Below is a set of records. Repeat all of them exactly.
**** Exercise material ****
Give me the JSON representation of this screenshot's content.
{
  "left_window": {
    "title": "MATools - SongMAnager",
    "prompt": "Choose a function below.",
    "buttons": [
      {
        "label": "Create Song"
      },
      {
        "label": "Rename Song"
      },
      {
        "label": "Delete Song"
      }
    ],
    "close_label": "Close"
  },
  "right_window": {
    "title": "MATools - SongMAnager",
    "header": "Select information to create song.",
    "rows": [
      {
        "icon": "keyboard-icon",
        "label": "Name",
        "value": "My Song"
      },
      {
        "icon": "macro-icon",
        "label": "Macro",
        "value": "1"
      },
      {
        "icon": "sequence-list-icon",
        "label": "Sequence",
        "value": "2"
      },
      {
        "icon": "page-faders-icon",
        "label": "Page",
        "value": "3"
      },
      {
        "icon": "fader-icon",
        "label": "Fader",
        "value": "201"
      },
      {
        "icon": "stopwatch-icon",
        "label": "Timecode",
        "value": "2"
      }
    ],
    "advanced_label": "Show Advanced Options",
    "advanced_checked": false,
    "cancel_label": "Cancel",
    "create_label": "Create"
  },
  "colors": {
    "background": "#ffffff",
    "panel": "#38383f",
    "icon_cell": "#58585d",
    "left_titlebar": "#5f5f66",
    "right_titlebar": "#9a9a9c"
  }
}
****
● Answer to the problem:
Give me the JSON representation of this screenshot's content.
{
  "left_window": {
    "title": "MATools - SongMAnager",
    "prompt": "Choose a function below.",
    "buttons": [
      {
        "label": "Create Song"
      },
      {
        "label": "Rename Song"
      },
      {
        "label": "Delete Song"
      }
    ],
    "close_label": "Close"
  },
  "right_window": {
    "title": "MATools - SongMAnager",
    "header": "Select information to create song.",
    "rows": [
      {
        "icon": "keyboard-icon",
        "label": "Name",
        "value": "My Song"
      },
      {
        "icon": "macro-icon",
        "label": "Macro",
        "value": "1"
      },
      {
        "icon": "sequence-list-icon",
        "label": "Sequence",
        "value": "2"
      },
      {
        "icon": "page-faders-icon",
        "label": "Page",
        "value": "3"
      },
      {
        "icon": "fader-icon",
        "label": "Fader",
        "value": "201"
      },
      {
        "icon": "stopwatch-icon",
        "label": "Timecode",
        "value": "2"
      }
    ],
    "advanced_label": "Show Advanced Options",
    "advanced_checked": false,
    "cancel_label": "Cancel",
    "create_label": "Create"
  },
  "colors": {
    "background": "#ffffff",
    "panel": "#38383f",
    "icon_cell": "#58585d",
    "left_titlebar": "#5f5f66",
    "right_titlebar": "#9a9a9c"
  }
}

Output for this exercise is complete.